**Raw records**:
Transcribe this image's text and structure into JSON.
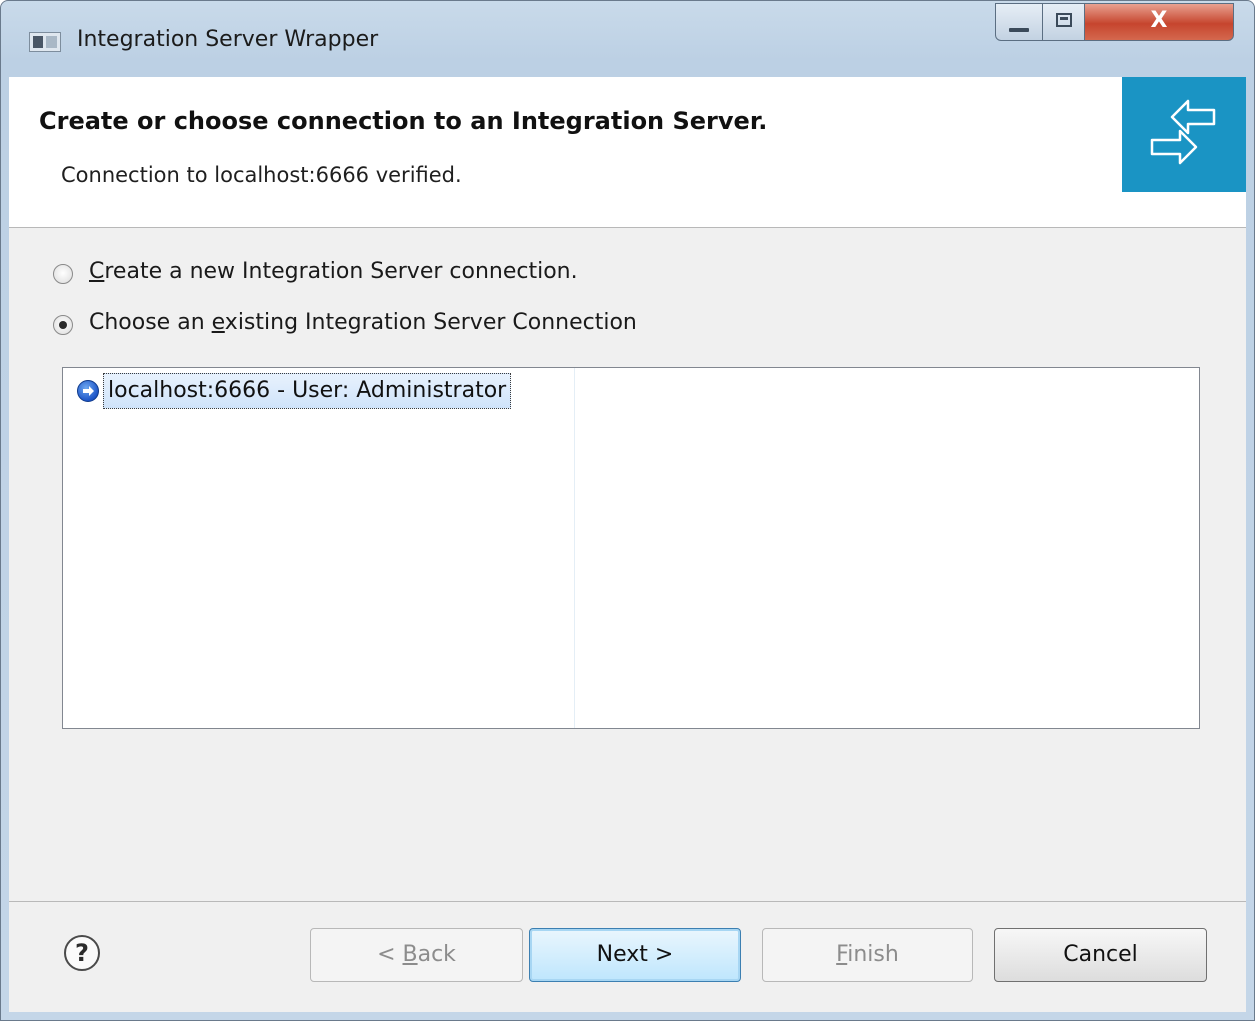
{
  "window": {
    "title": "Integration Server Wrapper",
    "close_glyph": "X"
  },
  "header": {
    "title": "Create or choose connection to an Integration Server.",
    "message": "Connection to localhost:6666 verified.",
    "banner_color": "#1a94c4"
  },
  "options": {
    "create_new": {
      "prefix": "",
      "mnemonic": "C",
      "rest": "reate a new Integration Server connection.",
      "checked": false
    },
    "choose_existing": {
      "prefix": "Choose an ",
      "mnemonic": "e",
      "rest": "xisting Integration Server Connection",
      "checked": true
    }
  },
  "connections": [
    {
      "label": "localhost:6666 - User: Administrator",
      "selected": true
    }
  ],
  "buttons": {
    "help": "?",
    "back": {
      "prefix": "< ",
      "mnemonic": "B",
      "rest": "ack",
      "enabled": false
    },
    "next": {
      "label": "Next >",
      "enabled": true
    },
    "finish": {
      "prefix": "",
      "mnemonic": "F",
      "rest": "inish",
      "enabled": false
    },
    "cancel": {
      "label": "Cancel",
      "enabled": true
    }
  },
  "icons": {
    "app": "app-window-icon",
    "banner": "connection-arrows-icon",
    "connection": "server-connection-icon",
    "help": "help-icon"
  }
}
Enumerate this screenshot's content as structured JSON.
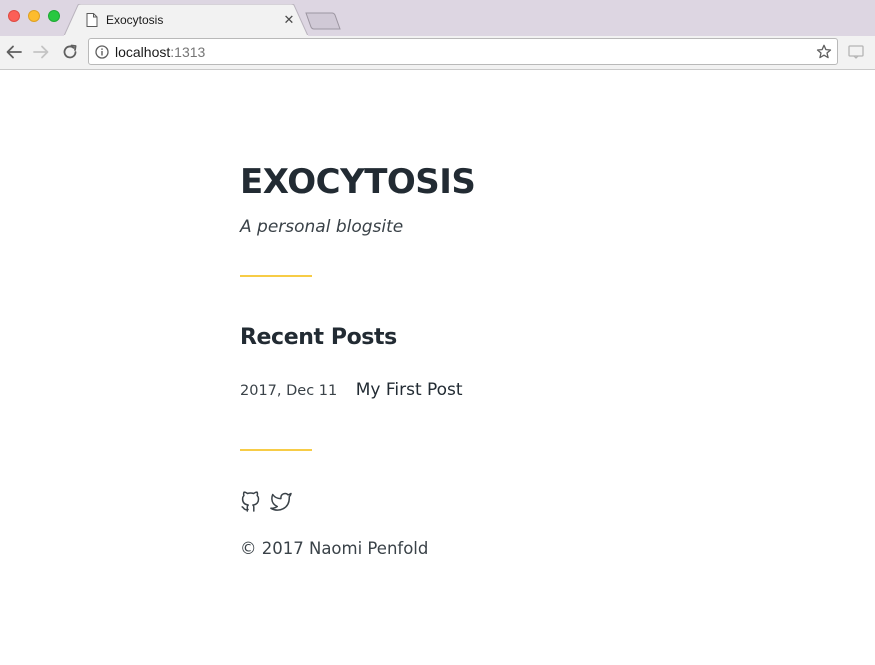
{
  "browser": {
    "tab": {
      "title": "Exocytosis",
      "favicon_icon": "document-icon",
      "close_glyph": "✕"
    },
    "address_bar": {
      "host": "localhost",
      "port": ":1313"
    },
    "icons": {
      "back": "arrow-left-icon",
      "forward": "arrow-right-icon",
      "reload": "reload-icon",
      "info": "info-circle-icon",
      "bookmark": "star-icon",
      "cast": "cast-icon"
    }
  },
  "site": {
    "title": "EXOCYTOSIS",
    "tagline": "A personal blogsite",
    "accent_color": "#f7cc46",
    "text_color": "#222b33"
  },
  "recent_posts": {
    "heading": "Recent Posts",
    "posts": [
      {
        "date": "2017, Dec 11",
        "title": "My First Post"
      }
    ]
  },
  "footer": {
    "social": [
      {
        "name": "github",
        "icon": "github-icon"
      },
      {
        "name": "twitter",
        "icon": "twitter-icon"
      }
    ],
    "copyright": "© 2017 Naomi Penfold"
  }
}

**Set problem**: Take the line containing "Enumerate this screenshot's" and all lines after it to the end of the data above, and reproduce them exactly, leaving out pictures. Nothing else belongs in the copy.

**Answer to this task**:
Enumerate this screenshot's content as structured JSON.
{
  "browser": {
    "tab": {
      "title": "Exocytosis",
      "favicon_icon": "document-icon",
      "close_glyph": "✕"
    },
    "address_bar": {
      "host": "localhost",
      "port": ":1313"
    },
    "icons": {
      "back": "arrow-left-icon",
      "forward": "arrow-right-icon",
      "reload": "reload-icon",
      "info": "info-circle-icon",
      "bookmark": "star-icon",
      "cast": "cast-icon"
    }
  },
  "site": {
    "title": "EXOCYTOSIS",
    "tagline": "A personal blogsite",
    "accent_color": "#f7cc46",
    "text_color": "#222b33"
  },
  "recent_posts": {
    "heading": "Recent Posts",
    "posts": [
      {
        "date": "2017, Dec 11",
        "title": "My First Post"
      }
    ]
  },
  "footer": {
    "social": [
      {
        "name": "github",
        "icon": "github-icon"
      },
      {
        "name": "twitter",
        "icon": "twitter-icon"
      }
    ],
    "copyright": "© 2017 Naomi Penfold"
  }
}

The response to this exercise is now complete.